This ability is pretty straightforward in itself. The broken ones themselves are very vague. Are they even undead? I assume not. The main question I have about them is their need to be commanded.

Now if they are living or unliving then they have things they must do to survive. Breathing i'm sure is automatic if needed, but what about eating? Since they are living how do undead treat them?

As written they remind me of that flavorful but ineffecient fiendbinder class from TOM. With minions that follow you around and use up your combat actions, rather then the "skeleton in the closet" assassins that the widow queen seems to be more set up for.

I'm not criticizing I love the class (as well as the others) but I'm unsure how it works.

Posted: Sun Jun 21, 2009 3:54 pm
by Username17
Broken Ones and Poisoned Hearts do not gain or change any types or subtypes save the listed Mindless subtype on the Broken One. The Broken Ones can only follow one order set at a time because they are mindless. Like skeletons you can give them orders that will often not require much in the way of combat reorganization. "Follow me and murder anything that attacks anyone in the present company." is usually a pretty decent standing order for mindless foes. Poisoned Hearts have their full mental capacities and can easily break a game - but not any more than a Conjurer or Enchanter of 14th level already can.

-Username17

Posted: Sun May 02, 2010 10:24 pm
by Quantumboost
Is A Feast Unknown supposed to let you command Ghouls of your CR, rather than CR 2 less than yours?

Posted: Mon Jun 28, 2010 11:56 am
by Maxus
Someone just raised something on the Old Wiki:

The Stranger with the Burning Eyes PrC requires spontaneous casting and magic jar. And 9 ranks in K (Religion). Sorcerors don't have Religion as a knowledge.

So, what's the deal?

Posted: Mon Jun 28, 2010 12:52 pm
by Nachtigallerator
Maxus wrote:Someone just raised something on the Old Wiki:

The Stranger with the Burning Eyes PrC requires spontaneous casting and magic jar. And 9 ranks in K (Religion). Sorcerors don't have Religion as a knowledge.

CHALLENGE 1: Repeat the forum thread about the Broken Ones word for word, starting at "This ability is" and ending at "set up for.".
CHALLENGE 2: Pick up the forum thread about the Broken Ones and Poisoned Hearts after its last line, and keep writing it.

MATERIAL:
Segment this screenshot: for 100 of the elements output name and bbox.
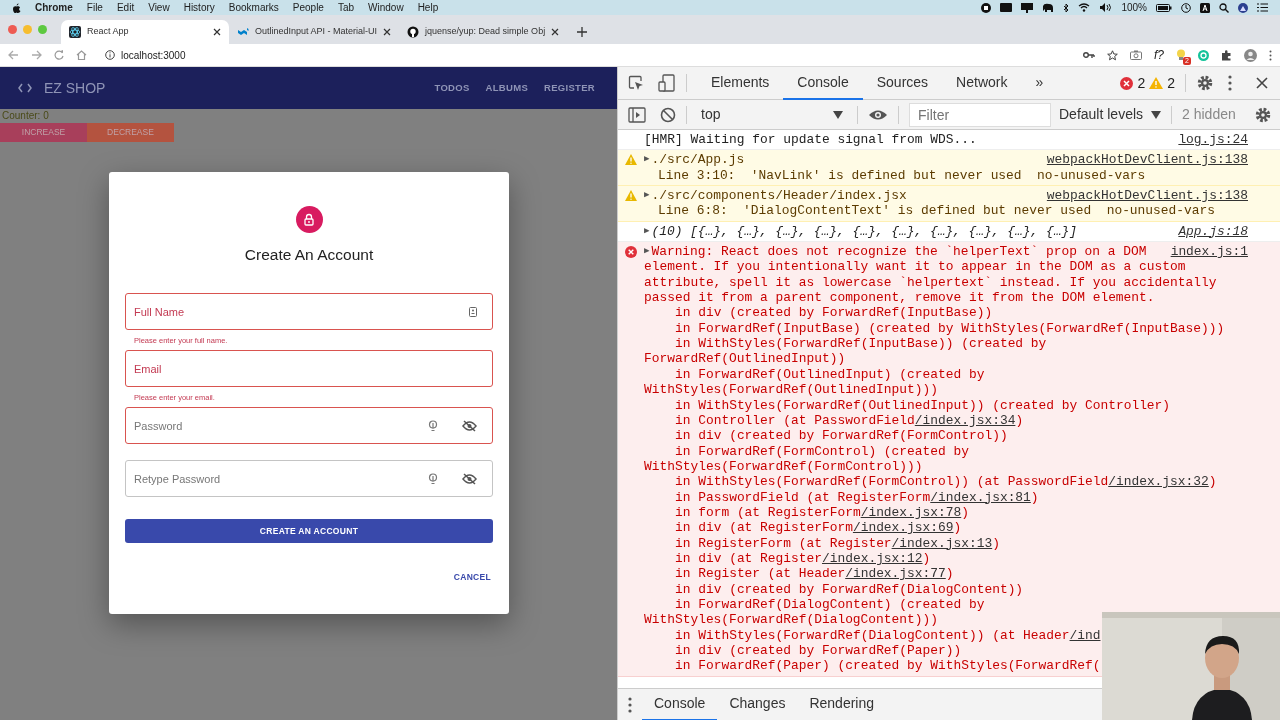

EXERCISE OUTPUT 1:
This ability is pretty straightforward in itself. The broken ones themselves are very vague. Are they even undead? I assume not. The main question I have about them is their need to be commanded.

Now if they are living or unliving then they have things they must do to survive. Breathing i'm sure is automatic if needed, but what about eating? Since they are living how do undead treat them?

As written they remind me of that flavorful but ineffecient fiendbinder class from TOM. With minions that follow you around and use up your combat actions, rather then the "skeleton in the closet" assassins that the widow queen seems to be more set up for.

EXERCISE OUTPUT 2:
So, what's the deal?
Given that Frank seems to prefer more specialized spontaneous casters to the sorcerer, I think the Stranger PrC is intended for Dread Necromancers (Heroes of Horror version), who do have Knowledge (Religion) as a class skill.

Posted: Mon Jun 28, 2010 2:40 pm
by Starmaker
Necro-ing the Tome of Necromancy thread? Doubleplusawesome.
Quantumboost wrote:Is A Feast Unknown supposed to let you command Ghouls of your CR, rather than CR 2 less than yours?
That's a good question. The ghoul template is pretty cool but not gamebreakingly so. A Feast Unknown doesn't have a level requirement (so could be taken at level 1) and lacks the Special note of Body Assemblage:
Body Assemblage wrote:Special: A first or second level character can create undead less than their own CR, but each undead creature counts as two for control purposes.
On the other hand, this:
Necromantic Creation Feats wrote:The maximum CR of an undead creature created with these rites is two less than the creator’s character level.

Maxus wrote:The Stranger with the Burning Eyes PrC requires spontaneous casting and magic jar. And 9 ranks in K (Religion). Sorcerors don't have Religion as a knowledge.
zomg Frank hates sorcerers?

Seriously, skills are flavor.
The "good skills" such as UMD are a sick way of providing level-appropriate abilities to noncasters, where they are necessary. Skills on full casters don't do shit when not backed by a [Skill] feat, and that includes "good skills", not to mention bear lore.

Per the DMG, it is extremely uncouth to express prestige class requirements as explicit character level requirements. This is kinda stupid for a game that fetishizes actual numerical levels, but hey. This is why we have # ranks in a skill, spell levels, specific spells, and looooong lists of feats instead.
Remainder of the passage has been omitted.